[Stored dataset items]
|---|

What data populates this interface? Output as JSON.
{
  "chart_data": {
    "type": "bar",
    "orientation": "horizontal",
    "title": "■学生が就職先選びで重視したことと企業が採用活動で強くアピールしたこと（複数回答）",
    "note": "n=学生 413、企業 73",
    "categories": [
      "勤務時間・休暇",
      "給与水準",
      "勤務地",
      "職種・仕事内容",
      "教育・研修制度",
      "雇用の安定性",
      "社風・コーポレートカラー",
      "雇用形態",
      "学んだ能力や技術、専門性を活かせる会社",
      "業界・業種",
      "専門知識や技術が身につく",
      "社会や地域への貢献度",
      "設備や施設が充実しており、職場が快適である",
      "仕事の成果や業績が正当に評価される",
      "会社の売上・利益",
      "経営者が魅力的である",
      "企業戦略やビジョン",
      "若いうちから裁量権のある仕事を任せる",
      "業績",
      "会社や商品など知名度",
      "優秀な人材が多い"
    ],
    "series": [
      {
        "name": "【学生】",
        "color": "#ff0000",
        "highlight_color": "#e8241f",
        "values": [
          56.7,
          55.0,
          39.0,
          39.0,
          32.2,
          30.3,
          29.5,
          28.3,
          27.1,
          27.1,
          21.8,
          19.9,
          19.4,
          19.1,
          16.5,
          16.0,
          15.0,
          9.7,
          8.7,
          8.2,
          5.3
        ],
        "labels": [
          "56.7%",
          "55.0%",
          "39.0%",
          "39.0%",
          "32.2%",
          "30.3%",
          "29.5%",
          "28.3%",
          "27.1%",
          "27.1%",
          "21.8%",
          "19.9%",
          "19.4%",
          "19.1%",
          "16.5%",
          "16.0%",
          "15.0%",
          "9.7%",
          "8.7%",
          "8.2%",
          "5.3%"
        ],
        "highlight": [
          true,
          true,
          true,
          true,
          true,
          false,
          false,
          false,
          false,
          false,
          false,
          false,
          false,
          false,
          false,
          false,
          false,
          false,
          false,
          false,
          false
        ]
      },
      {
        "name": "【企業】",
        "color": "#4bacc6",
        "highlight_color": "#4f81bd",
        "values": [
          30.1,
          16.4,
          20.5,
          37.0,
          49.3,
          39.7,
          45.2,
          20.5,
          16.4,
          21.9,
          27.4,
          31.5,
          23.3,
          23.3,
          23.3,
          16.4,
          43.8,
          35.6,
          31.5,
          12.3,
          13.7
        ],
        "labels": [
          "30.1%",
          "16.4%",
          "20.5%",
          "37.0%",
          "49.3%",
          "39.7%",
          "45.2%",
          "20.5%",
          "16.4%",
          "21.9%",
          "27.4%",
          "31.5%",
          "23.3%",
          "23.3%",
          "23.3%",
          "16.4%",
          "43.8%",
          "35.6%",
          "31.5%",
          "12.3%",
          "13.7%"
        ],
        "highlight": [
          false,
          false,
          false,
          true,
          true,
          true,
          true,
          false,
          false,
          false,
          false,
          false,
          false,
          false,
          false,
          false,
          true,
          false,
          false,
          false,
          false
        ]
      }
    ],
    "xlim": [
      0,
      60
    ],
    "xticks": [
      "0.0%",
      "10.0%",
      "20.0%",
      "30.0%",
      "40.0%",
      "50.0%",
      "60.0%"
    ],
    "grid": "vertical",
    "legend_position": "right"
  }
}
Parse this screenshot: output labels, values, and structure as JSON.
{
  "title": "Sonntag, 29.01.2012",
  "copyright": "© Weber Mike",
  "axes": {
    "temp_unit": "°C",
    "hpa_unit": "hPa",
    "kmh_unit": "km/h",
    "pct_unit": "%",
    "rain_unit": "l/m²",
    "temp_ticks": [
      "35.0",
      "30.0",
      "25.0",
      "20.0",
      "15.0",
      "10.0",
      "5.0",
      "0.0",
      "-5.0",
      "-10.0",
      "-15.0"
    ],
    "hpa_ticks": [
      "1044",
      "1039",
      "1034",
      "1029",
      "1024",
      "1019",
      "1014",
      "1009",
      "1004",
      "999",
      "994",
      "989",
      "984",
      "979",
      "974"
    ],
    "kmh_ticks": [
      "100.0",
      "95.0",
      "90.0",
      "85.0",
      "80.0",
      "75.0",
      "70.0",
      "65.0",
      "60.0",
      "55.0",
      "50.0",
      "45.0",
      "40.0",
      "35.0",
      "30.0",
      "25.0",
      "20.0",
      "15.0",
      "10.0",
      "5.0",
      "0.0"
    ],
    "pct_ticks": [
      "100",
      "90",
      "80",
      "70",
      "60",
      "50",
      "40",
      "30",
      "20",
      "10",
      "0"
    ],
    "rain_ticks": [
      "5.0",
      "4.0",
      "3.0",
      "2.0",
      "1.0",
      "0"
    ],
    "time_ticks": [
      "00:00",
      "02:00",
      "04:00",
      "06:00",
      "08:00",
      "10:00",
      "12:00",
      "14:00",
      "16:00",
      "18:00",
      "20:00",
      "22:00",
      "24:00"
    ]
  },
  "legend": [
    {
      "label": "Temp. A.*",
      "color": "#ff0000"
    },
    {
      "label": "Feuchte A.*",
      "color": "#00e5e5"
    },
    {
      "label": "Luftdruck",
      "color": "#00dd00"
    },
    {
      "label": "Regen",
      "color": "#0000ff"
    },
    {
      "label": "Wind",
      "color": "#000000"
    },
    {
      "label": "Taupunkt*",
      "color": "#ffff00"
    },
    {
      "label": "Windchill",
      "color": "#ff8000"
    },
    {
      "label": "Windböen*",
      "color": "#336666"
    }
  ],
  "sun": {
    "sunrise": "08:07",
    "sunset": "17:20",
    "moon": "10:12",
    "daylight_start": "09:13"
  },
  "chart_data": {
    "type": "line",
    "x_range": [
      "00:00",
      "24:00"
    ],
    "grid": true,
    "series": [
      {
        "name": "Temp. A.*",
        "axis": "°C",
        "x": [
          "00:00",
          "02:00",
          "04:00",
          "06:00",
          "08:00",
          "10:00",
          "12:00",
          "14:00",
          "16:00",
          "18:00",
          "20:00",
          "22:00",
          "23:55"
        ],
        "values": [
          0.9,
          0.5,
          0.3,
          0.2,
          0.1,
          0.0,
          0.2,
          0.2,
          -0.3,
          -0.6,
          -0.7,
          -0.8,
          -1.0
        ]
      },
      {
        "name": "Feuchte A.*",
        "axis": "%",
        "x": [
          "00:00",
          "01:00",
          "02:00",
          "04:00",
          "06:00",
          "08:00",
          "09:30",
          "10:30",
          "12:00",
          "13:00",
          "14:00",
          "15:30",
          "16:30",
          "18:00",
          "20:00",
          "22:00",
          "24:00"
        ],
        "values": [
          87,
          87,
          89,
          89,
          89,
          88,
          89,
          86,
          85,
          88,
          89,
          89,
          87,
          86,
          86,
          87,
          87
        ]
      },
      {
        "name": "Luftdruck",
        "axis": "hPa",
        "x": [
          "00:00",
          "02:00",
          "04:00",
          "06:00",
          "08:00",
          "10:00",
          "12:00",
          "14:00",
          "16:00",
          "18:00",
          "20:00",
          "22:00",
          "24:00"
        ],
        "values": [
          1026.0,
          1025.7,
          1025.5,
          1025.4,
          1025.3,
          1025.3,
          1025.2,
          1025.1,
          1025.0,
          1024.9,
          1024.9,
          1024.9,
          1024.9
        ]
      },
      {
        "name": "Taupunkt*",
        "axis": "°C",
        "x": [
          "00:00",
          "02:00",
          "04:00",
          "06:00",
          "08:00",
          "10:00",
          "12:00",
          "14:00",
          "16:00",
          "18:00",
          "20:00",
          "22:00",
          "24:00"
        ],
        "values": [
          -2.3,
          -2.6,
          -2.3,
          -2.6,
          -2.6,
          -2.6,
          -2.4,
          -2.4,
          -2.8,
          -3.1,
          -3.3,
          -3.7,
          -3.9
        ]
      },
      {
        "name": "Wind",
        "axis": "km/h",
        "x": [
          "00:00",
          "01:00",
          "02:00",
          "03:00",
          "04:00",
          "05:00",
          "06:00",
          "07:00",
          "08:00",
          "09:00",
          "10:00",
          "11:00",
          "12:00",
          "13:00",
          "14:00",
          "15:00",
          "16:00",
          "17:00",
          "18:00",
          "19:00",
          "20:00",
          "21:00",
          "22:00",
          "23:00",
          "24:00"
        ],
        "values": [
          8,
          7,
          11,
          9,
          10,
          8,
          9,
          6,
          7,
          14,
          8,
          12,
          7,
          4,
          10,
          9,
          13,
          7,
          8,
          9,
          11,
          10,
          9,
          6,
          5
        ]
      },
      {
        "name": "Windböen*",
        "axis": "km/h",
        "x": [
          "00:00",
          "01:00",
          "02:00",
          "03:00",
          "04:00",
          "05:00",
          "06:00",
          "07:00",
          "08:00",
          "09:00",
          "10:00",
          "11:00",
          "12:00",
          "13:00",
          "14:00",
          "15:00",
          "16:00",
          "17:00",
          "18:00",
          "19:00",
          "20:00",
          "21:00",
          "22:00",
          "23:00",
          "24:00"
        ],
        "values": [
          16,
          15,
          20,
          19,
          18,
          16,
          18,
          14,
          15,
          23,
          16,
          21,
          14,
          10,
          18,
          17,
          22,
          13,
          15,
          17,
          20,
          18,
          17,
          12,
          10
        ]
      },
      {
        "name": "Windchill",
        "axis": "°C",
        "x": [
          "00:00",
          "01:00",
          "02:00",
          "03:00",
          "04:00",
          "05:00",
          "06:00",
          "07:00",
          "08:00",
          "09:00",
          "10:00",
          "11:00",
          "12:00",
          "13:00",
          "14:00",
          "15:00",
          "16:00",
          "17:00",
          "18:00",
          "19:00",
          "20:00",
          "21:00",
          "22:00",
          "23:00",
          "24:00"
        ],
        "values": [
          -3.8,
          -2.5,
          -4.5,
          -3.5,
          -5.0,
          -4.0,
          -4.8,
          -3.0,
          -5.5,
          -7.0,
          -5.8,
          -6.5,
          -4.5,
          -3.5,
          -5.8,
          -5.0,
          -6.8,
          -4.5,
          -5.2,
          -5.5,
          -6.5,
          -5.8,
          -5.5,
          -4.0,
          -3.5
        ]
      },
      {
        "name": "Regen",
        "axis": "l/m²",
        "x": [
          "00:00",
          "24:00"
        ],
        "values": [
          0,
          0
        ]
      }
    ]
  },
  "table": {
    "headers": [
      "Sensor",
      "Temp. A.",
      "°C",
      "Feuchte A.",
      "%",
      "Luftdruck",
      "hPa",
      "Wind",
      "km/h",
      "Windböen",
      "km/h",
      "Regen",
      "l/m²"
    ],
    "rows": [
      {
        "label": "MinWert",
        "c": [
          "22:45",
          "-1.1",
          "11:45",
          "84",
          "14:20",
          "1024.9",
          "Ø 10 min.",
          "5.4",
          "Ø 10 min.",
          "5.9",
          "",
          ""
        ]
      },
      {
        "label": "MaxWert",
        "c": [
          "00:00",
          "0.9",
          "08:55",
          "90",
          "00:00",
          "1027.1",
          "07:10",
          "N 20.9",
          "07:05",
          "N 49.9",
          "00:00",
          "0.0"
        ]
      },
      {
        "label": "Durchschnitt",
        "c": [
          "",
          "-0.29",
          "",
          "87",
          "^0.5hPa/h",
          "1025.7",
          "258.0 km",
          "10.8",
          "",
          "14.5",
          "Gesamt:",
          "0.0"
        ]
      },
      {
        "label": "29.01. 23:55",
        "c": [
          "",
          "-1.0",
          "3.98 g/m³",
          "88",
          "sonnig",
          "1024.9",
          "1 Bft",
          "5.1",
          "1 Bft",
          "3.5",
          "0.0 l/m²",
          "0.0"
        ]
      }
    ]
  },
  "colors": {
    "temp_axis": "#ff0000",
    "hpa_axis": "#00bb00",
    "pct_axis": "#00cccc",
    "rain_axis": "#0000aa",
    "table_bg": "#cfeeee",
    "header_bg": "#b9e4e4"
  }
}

|---|

## Work required
Write out every line of the preceding listing that contains "name".

## The solution
        "name": "【学生】",
        "name": "【企業】",
        "name": "Temp. A.*",
        "name": "Feuchte A.*",
        "name": "Luftdruck",
        "name": "Taupunkt*",
        "name": "Wind",
        "name": "Windböen*",
        "name": "Windchill",
        "name": "Regen",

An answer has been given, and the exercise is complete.